» **EXERCISE OBJECTIVE**: Note each line of the listing that contains the string "when", and copy it.

» **MATERIAL PROVIDED**:
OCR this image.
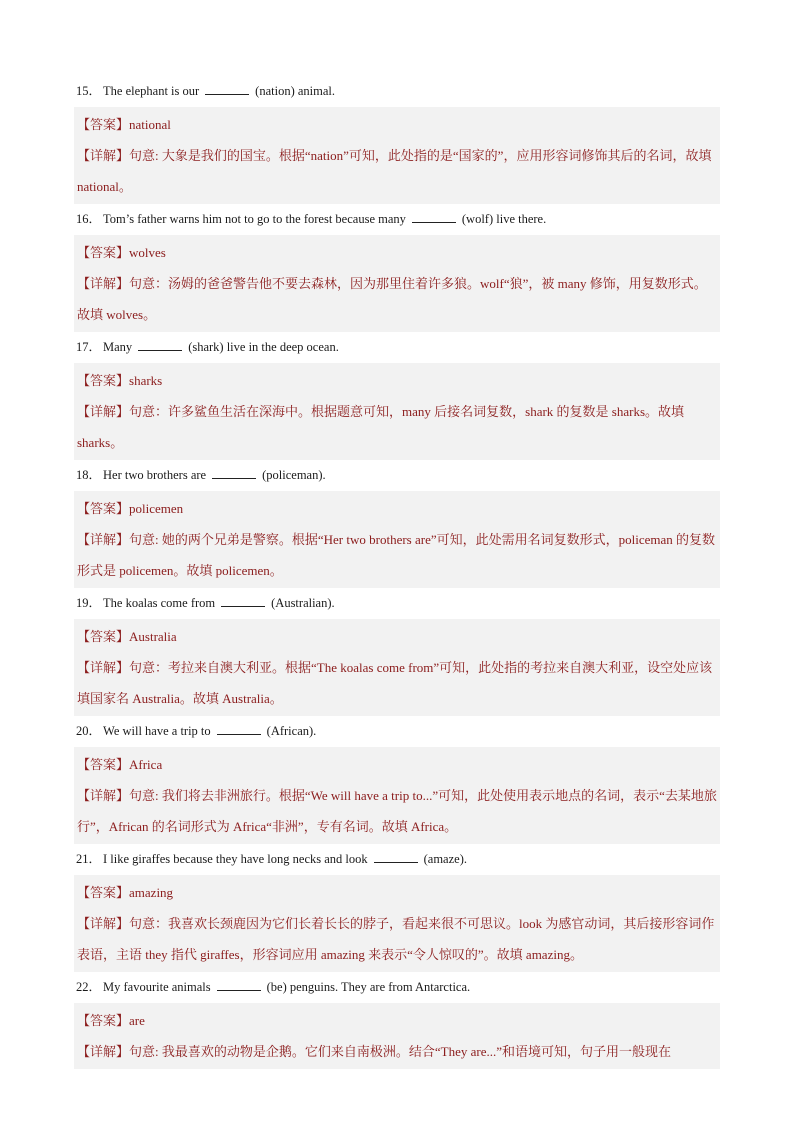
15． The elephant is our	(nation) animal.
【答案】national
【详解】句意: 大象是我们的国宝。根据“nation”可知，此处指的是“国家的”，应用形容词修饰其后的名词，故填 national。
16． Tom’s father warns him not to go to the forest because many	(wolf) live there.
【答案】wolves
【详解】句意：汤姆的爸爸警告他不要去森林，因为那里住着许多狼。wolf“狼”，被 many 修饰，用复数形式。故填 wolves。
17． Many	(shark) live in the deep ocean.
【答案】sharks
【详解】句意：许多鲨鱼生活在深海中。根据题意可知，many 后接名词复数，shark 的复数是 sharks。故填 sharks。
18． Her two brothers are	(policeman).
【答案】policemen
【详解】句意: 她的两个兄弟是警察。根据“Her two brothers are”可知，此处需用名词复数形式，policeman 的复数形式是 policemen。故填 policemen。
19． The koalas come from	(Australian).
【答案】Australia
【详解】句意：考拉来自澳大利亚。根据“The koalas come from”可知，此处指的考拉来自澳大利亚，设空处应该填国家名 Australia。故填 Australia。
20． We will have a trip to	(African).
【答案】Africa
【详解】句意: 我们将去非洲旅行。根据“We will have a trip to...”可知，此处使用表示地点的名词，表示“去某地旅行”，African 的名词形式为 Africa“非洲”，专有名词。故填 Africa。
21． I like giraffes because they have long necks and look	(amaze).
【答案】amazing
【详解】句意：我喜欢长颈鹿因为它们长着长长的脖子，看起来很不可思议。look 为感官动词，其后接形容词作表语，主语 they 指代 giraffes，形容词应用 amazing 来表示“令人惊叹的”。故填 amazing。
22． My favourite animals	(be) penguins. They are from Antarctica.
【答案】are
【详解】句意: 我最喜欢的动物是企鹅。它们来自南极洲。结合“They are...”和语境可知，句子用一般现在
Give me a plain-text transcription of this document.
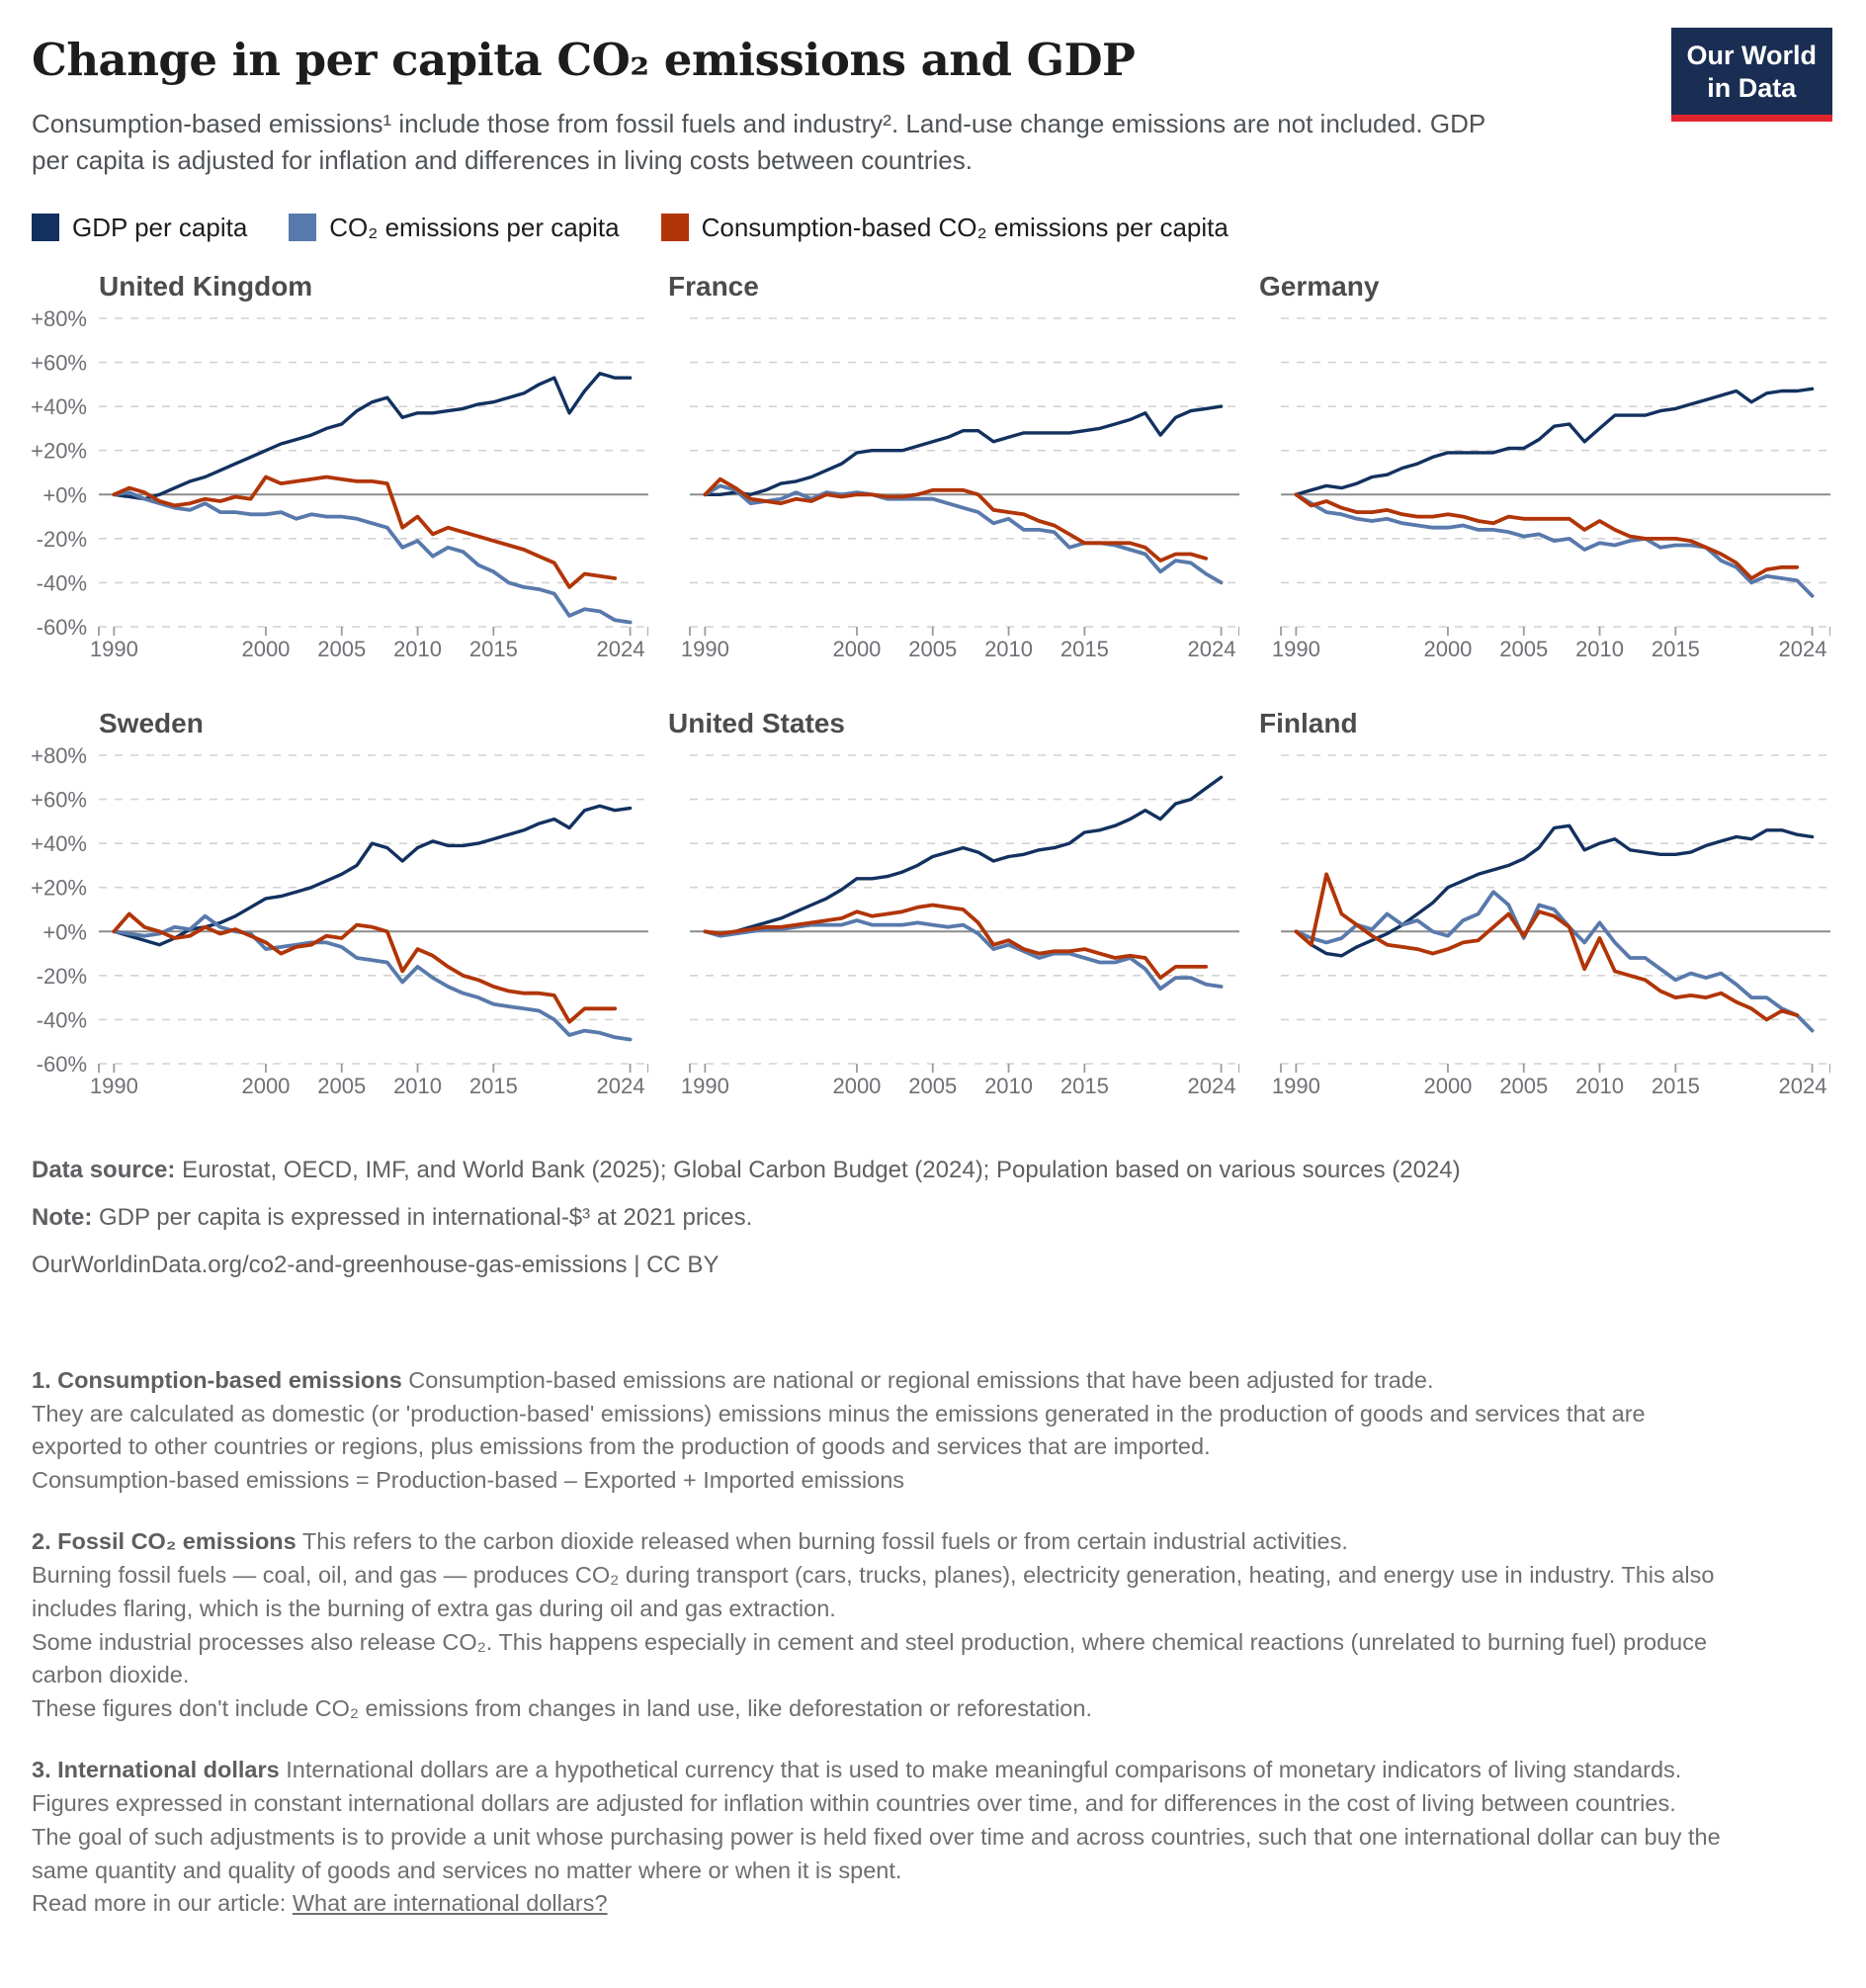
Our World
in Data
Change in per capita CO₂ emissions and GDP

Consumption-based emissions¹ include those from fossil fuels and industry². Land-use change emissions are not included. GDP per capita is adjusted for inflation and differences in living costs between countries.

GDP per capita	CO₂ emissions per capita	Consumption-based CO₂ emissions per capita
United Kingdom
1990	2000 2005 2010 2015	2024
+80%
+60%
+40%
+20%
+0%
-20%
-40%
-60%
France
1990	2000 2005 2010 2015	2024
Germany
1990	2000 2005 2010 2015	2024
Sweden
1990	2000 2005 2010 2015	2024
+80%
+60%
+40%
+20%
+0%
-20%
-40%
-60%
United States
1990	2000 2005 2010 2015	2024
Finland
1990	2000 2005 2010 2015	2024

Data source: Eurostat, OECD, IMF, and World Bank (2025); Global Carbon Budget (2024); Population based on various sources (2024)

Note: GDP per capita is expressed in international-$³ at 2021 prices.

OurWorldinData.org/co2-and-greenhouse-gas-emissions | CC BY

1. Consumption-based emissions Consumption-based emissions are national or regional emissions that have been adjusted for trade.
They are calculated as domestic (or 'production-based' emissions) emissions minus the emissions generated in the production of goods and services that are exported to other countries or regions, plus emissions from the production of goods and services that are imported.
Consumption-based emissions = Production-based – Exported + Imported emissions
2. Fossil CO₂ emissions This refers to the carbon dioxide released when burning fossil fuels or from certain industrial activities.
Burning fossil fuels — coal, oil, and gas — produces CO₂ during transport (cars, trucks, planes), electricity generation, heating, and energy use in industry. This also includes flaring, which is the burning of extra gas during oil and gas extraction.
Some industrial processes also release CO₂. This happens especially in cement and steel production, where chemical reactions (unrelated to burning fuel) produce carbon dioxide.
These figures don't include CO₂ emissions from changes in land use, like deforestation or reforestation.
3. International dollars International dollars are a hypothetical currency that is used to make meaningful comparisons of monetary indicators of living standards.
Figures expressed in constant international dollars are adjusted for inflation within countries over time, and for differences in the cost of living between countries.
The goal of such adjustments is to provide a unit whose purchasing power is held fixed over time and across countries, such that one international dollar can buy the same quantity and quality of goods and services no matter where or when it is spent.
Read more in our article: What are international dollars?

» **SOLUTION**:
2. Fossil CO₂ emissions This refers to the carbon dioxide released when burning fossil fuels or from certain industrial activities.
The goal of such adjustments is to provide a unit whose purchasing power is held fixed over time and across countries, such that one international dollar can buy the same quantity and quality of goods and services no matter where or when it is spent.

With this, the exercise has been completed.